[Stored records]

------------------------------------------------------------

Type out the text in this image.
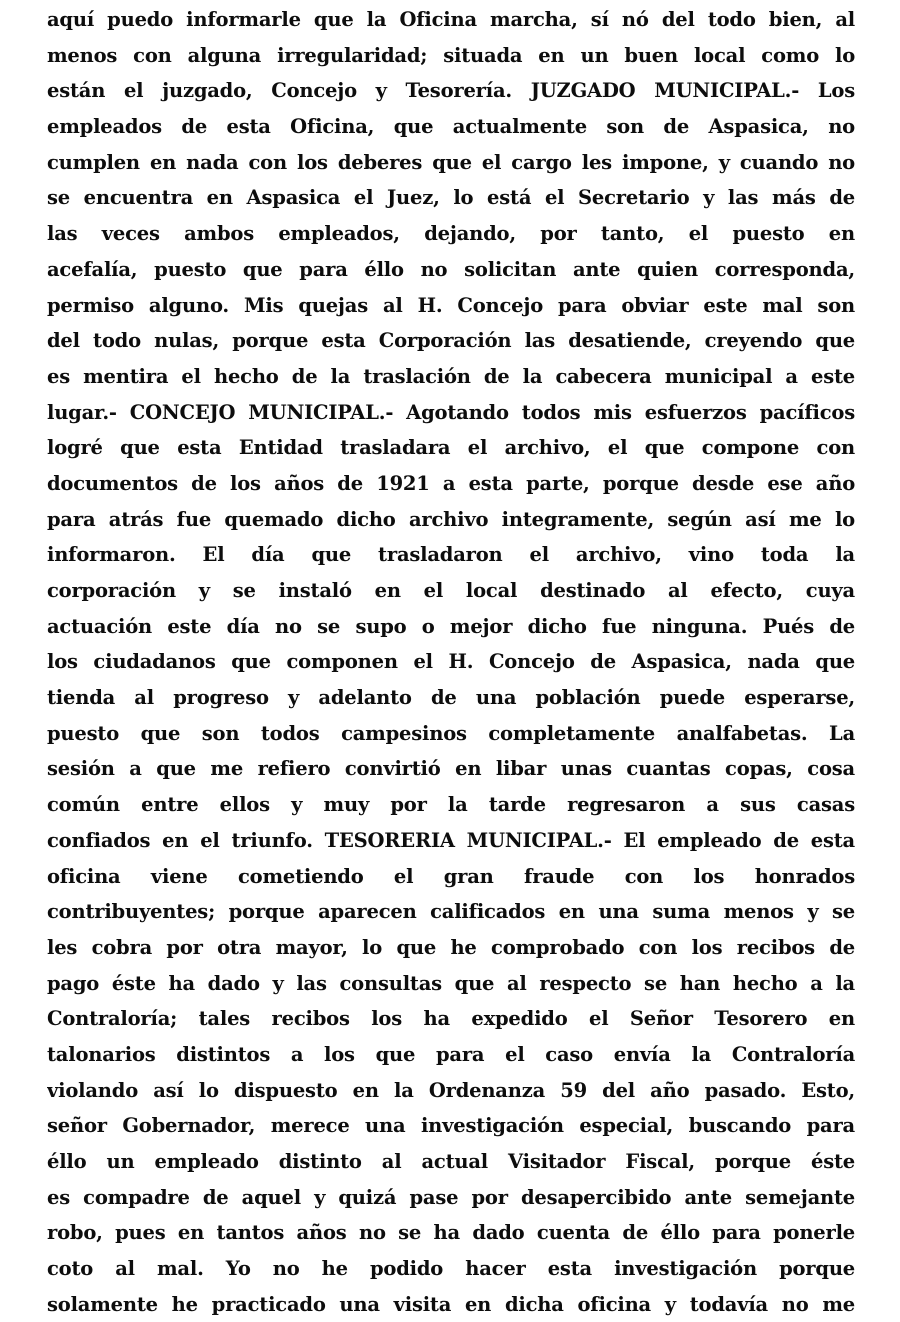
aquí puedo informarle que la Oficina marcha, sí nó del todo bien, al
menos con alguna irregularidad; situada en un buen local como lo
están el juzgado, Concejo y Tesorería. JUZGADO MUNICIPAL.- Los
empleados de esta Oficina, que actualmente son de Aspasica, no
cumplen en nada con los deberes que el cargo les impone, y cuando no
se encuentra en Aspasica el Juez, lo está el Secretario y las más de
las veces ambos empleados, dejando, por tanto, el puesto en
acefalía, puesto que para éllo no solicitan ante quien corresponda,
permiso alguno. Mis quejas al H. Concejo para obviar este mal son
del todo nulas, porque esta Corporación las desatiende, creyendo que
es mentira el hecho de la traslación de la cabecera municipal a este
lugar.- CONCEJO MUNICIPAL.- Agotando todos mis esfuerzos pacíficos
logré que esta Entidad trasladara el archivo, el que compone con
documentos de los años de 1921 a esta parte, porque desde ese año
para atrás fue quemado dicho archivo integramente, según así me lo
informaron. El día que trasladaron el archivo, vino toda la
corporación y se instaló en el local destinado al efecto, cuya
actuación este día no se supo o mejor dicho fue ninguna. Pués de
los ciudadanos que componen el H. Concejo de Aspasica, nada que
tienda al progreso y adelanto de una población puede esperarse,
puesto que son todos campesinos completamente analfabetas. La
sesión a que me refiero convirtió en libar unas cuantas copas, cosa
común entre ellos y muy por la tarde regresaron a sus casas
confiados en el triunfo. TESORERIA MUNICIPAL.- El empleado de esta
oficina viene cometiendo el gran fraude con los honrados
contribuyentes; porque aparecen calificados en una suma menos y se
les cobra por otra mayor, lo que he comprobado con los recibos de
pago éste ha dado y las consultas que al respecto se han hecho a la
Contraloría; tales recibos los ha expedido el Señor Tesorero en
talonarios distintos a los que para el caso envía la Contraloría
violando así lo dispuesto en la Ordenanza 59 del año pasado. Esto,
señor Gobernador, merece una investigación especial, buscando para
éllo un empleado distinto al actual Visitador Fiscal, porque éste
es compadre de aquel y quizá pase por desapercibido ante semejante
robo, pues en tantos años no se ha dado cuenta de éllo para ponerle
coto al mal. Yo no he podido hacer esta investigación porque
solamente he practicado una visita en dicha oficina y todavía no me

------------------------------------------------------------

*Directions for this task*. What is the number of lines above that contain the string "recibos"? Answer with the number alone.

*Reply*. 2